(Records about charts and figures)
⁂

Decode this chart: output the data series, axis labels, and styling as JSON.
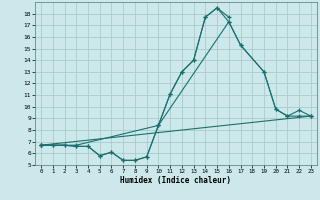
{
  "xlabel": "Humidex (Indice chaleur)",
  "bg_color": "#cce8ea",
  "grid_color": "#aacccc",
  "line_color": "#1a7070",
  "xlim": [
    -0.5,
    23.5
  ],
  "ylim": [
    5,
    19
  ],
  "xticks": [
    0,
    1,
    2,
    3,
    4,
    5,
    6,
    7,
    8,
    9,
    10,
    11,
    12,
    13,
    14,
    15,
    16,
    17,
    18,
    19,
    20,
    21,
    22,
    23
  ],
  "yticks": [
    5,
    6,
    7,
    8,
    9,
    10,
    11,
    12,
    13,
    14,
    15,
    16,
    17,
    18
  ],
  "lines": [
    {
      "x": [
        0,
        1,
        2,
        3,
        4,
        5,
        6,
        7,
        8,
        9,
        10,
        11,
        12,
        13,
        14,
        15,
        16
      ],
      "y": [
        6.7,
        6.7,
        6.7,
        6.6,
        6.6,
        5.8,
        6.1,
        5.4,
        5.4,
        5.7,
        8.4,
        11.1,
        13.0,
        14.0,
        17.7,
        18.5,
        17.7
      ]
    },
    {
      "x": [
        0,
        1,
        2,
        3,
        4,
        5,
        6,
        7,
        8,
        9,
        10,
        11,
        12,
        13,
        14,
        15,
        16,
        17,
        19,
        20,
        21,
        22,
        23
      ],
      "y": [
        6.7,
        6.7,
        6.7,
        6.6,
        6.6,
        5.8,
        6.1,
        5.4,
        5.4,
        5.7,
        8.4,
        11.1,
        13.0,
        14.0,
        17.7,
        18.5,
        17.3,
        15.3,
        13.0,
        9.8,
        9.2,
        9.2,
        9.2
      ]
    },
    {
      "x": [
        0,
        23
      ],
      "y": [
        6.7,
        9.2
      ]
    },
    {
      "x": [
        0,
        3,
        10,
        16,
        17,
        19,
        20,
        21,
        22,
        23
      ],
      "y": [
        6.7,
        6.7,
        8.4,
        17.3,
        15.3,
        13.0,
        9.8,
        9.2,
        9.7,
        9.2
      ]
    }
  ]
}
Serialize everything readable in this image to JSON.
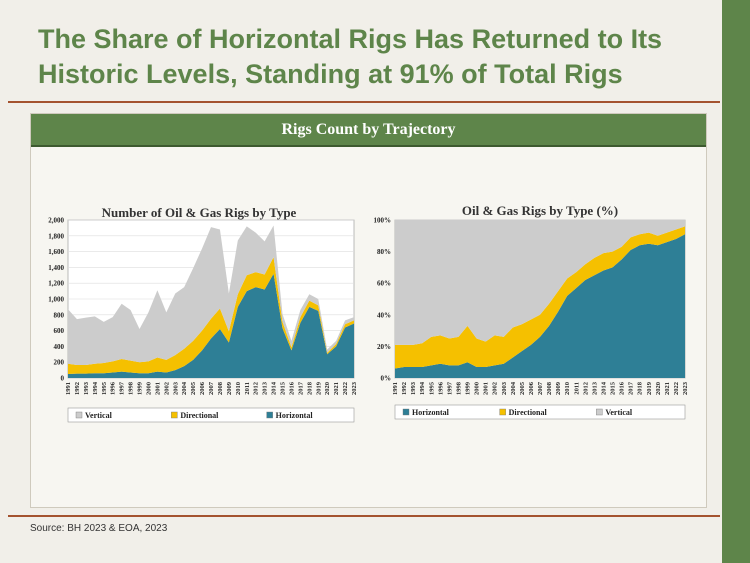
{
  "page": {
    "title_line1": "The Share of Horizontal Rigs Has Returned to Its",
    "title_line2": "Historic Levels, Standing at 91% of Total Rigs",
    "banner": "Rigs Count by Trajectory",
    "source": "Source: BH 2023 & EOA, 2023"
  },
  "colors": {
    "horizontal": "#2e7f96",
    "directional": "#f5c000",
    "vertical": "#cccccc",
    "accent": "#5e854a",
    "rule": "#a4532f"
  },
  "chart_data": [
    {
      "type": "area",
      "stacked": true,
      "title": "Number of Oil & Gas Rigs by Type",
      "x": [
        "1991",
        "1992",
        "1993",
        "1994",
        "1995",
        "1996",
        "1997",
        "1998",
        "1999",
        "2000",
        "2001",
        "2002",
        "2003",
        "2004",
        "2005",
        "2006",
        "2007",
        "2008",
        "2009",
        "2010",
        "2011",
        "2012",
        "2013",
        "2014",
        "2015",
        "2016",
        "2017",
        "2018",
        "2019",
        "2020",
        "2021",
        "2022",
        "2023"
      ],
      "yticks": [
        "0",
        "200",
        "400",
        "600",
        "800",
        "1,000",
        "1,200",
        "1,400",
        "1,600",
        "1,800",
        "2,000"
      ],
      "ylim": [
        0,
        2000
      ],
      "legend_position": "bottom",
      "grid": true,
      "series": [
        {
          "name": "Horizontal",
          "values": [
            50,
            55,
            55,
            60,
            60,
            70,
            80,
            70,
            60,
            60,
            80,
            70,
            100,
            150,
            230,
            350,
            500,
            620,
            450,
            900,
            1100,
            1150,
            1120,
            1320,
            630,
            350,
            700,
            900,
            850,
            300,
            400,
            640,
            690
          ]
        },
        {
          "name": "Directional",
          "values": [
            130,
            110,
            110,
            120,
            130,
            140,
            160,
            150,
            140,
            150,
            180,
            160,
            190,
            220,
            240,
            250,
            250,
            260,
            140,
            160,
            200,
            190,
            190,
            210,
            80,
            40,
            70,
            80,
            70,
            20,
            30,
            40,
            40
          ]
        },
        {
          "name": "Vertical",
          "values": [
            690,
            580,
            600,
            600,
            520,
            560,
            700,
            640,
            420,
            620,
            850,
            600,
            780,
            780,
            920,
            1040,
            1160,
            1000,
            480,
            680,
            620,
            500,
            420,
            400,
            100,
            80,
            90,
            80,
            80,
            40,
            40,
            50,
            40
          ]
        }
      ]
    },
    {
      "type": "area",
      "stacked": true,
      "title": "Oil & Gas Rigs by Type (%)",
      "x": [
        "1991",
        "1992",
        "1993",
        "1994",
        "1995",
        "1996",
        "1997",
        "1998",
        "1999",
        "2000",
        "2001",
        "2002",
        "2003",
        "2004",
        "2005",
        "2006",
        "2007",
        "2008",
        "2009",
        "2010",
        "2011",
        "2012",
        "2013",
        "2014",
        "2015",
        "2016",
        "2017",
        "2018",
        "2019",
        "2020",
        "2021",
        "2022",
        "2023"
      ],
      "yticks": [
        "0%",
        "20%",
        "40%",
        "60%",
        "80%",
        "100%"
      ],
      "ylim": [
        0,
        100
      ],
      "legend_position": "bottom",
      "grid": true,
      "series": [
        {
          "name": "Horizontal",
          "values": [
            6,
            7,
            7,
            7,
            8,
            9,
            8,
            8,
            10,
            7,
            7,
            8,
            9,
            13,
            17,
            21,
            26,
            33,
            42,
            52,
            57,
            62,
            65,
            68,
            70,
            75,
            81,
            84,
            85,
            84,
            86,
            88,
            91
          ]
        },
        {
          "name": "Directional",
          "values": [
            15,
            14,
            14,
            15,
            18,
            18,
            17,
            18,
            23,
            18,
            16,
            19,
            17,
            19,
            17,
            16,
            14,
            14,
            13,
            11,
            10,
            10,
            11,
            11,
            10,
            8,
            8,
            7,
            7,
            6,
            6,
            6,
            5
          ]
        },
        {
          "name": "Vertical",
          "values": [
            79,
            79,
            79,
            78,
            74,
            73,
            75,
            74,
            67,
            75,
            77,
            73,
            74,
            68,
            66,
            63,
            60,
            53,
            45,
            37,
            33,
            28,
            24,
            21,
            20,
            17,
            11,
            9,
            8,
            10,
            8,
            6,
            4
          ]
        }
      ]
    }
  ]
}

⁂

• WHAT IS ASKED: Find the lines of the material that hold the word "JSON" and report their count alone.

• EXPECTED ANSWER: 2